→ Your objective
Select each line where the word "warned" appears.

→ Material for this exercise
========================
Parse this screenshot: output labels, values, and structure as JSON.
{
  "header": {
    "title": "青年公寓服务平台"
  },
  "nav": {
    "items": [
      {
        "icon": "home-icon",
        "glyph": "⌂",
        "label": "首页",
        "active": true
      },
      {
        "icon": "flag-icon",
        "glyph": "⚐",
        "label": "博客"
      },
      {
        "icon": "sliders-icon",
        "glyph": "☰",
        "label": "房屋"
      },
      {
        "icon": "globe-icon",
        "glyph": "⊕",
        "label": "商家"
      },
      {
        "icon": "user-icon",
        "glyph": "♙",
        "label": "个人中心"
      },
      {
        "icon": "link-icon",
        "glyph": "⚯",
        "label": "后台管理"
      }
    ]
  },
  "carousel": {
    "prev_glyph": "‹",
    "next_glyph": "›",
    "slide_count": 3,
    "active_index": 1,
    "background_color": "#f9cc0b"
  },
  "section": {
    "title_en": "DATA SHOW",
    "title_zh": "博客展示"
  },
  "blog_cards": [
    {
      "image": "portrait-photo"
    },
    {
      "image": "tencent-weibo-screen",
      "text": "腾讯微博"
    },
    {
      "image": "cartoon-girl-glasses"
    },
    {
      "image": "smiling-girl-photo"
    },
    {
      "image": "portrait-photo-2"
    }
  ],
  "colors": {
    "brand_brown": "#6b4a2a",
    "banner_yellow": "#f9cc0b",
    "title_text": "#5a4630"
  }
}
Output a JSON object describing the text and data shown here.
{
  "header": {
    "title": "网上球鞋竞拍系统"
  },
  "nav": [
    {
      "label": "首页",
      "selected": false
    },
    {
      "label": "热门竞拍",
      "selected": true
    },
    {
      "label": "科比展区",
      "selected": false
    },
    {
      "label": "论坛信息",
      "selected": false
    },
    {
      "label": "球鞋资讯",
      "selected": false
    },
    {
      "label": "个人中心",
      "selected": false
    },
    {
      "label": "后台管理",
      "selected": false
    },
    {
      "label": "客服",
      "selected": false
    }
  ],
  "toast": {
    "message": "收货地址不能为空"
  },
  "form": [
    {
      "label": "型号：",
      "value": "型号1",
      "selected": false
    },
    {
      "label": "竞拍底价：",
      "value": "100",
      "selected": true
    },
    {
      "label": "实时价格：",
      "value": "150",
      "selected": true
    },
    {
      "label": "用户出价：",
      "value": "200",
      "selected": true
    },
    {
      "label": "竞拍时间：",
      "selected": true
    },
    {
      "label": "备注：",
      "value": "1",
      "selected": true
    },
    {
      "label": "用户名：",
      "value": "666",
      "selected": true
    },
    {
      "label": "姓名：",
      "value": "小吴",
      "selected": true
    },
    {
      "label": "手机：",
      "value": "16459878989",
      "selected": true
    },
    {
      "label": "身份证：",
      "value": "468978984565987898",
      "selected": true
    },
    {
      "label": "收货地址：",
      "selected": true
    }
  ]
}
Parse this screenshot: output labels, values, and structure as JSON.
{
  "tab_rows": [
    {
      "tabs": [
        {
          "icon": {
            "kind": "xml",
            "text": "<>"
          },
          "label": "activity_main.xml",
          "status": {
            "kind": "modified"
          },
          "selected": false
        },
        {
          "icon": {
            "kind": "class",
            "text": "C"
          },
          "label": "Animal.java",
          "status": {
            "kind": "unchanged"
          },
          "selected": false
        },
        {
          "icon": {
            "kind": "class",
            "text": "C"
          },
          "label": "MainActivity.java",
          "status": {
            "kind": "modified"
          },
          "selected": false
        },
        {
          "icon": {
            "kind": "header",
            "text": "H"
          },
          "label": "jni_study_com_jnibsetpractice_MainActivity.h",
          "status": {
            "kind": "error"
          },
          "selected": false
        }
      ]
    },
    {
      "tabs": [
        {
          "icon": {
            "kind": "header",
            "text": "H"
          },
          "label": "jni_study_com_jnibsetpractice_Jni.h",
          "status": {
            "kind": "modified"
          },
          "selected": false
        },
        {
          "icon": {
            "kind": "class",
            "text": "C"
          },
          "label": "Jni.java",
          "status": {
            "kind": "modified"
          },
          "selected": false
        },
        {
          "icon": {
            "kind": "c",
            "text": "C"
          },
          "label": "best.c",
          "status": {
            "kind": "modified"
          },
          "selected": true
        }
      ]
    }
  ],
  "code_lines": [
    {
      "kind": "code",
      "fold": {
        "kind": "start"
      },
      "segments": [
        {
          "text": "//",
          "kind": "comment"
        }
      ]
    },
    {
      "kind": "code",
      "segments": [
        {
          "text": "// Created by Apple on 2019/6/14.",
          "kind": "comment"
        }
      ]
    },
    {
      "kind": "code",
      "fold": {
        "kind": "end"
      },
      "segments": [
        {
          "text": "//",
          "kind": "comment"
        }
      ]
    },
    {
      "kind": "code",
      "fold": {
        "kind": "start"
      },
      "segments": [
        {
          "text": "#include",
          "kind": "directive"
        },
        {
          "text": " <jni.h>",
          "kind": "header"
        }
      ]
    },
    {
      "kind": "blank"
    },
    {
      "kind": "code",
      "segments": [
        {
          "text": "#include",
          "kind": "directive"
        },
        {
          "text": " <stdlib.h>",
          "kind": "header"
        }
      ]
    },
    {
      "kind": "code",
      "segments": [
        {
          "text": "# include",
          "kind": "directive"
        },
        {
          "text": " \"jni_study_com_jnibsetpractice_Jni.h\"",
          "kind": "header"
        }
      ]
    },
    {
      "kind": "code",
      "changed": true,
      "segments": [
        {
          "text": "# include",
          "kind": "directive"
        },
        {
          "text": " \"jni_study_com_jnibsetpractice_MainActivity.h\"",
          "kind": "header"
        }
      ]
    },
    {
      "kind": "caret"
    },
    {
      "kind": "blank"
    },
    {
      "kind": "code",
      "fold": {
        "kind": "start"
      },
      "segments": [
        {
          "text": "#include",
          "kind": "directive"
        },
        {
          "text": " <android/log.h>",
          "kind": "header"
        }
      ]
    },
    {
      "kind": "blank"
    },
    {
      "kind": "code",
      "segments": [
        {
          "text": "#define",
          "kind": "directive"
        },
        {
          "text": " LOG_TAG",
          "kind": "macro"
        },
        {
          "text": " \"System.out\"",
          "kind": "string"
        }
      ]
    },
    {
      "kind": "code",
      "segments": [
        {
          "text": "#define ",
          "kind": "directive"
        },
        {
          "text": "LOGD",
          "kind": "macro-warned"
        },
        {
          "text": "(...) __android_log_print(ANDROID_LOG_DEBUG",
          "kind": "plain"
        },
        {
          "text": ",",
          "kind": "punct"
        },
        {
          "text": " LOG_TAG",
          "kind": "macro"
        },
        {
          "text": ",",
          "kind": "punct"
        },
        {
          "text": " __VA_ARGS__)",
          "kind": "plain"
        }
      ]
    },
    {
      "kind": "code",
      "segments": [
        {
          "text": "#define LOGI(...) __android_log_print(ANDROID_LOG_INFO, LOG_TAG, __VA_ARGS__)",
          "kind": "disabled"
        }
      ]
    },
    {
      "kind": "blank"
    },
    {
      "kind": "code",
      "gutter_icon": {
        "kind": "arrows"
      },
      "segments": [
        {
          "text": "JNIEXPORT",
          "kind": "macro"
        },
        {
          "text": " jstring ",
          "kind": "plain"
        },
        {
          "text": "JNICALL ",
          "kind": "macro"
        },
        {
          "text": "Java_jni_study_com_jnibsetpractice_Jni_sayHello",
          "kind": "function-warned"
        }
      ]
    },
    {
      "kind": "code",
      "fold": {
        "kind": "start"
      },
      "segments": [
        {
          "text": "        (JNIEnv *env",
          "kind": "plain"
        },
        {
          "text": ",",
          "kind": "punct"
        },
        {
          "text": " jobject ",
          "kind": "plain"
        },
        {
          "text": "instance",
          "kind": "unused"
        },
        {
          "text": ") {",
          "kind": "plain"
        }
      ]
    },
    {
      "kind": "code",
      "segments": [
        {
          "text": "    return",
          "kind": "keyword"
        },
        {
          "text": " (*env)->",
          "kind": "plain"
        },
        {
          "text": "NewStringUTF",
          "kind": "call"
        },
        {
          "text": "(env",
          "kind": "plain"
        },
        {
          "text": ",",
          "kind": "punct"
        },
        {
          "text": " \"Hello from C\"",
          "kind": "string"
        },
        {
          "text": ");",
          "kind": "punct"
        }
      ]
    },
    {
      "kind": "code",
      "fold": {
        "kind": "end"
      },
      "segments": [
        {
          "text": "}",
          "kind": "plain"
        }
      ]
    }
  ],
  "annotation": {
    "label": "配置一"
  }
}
========================
→ Worked answer
          "kind": "macro-warned"
          "kind": "function-warned"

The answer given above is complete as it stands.